Prompt: Print all of the lines exactly. Any picture among them stays out.

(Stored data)
——
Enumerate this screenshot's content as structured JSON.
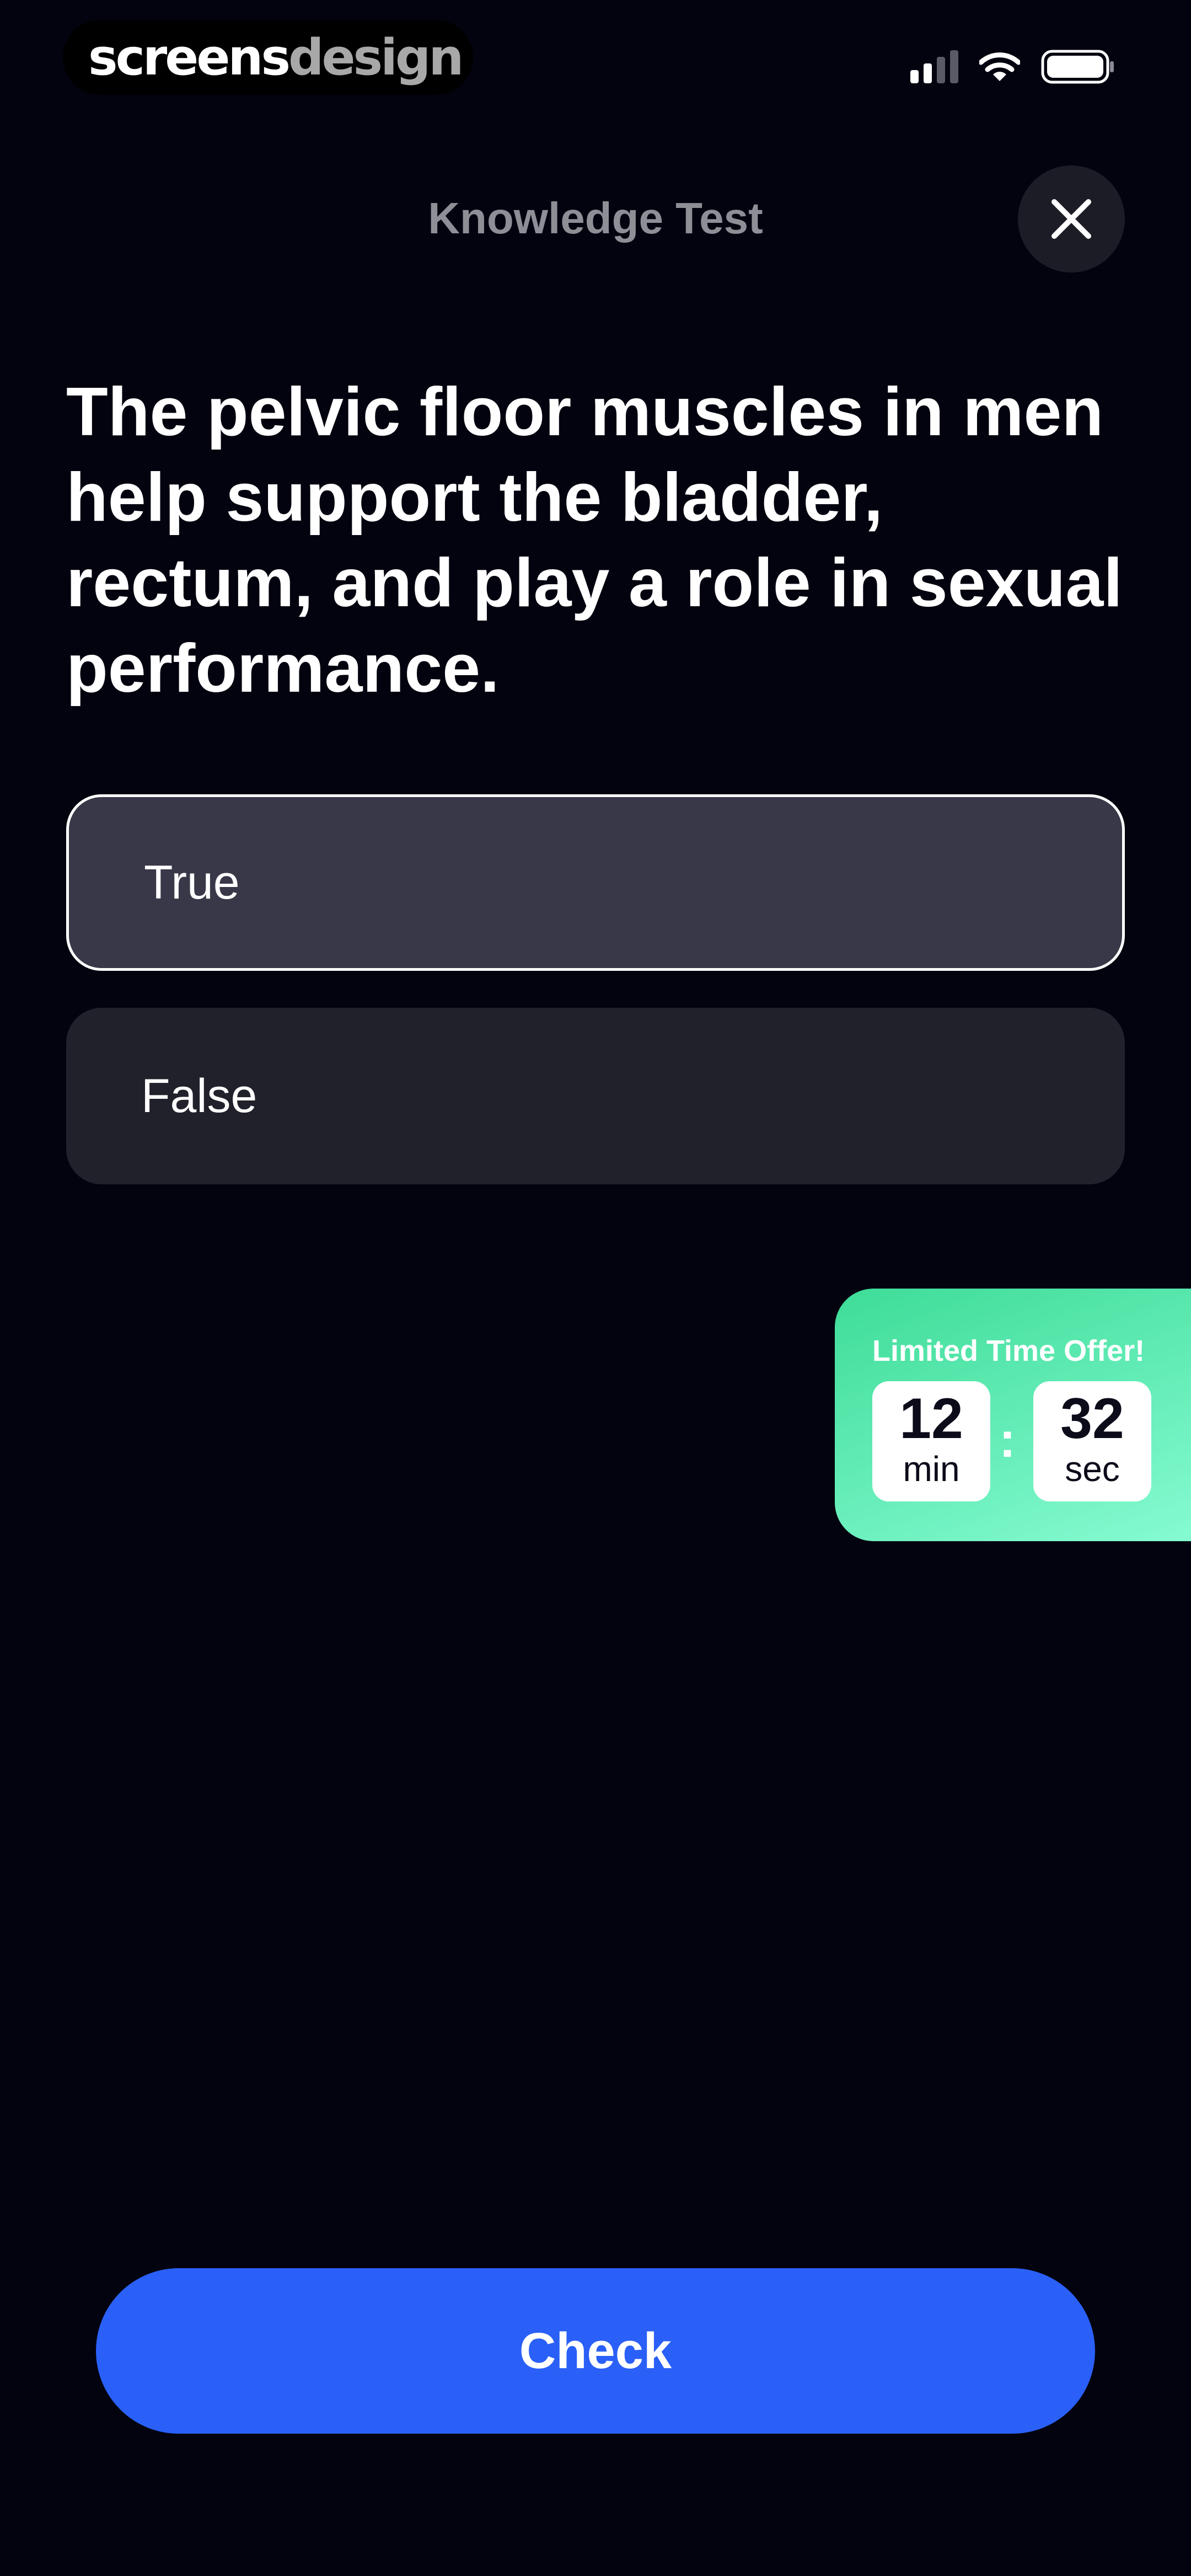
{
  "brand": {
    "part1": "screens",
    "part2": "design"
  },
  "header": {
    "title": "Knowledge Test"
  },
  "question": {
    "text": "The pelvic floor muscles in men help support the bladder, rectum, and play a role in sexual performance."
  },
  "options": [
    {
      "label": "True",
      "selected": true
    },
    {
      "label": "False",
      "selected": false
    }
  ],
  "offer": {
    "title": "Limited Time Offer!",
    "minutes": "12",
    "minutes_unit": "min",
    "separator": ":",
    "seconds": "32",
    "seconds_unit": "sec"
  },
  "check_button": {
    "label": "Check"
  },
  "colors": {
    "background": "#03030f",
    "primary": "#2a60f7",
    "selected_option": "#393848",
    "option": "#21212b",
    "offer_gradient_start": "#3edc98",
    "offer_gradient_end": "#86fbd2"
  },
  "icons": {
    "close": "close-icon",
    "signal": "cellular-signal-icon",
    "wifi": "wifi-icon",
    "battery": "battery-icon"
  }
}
——
Result of this exercise:
Enumerate this screenshot's content as structured JSON.
{
  "brand": {
    "part1": "screens",
    "part2": "design"
  },
  "header": {
    "title": "Knowledge Test"
  },
  "question": {
    "text": "The pelvic floor muscles in men help support the bladder, rectum, and play a role in sexual performance."
  },
  "options": [
    {
      "label": "True",
      "selected": true
    },
    {
      "label": "False",
      "selected": false
    }
  ],
  "offer": {
    "title": "Limited Time Offer!",
    "minutes": "12",
    "minutes_unit": "min",
    "separator": ":",
    "seconds": "32",
    "seconds_unit": "sec"
  },
  "check_button": {
    "label": "Check"
  },
  "colors": {
    "background": "#03030f",
    "primary": "#2a60f7",
    "selected_option": "#393848",
    "option": "#21212b",
    "offer_gradient_start": "#3edc98",
    "offer_gradient_end": "#86fbd2"
  },
  "icons": {
    "close": "close-icon",
    "signal": "cellular-signal-icon",
    "wifi": "wifi-icon",
    "battery": "battery-icon"
  }
}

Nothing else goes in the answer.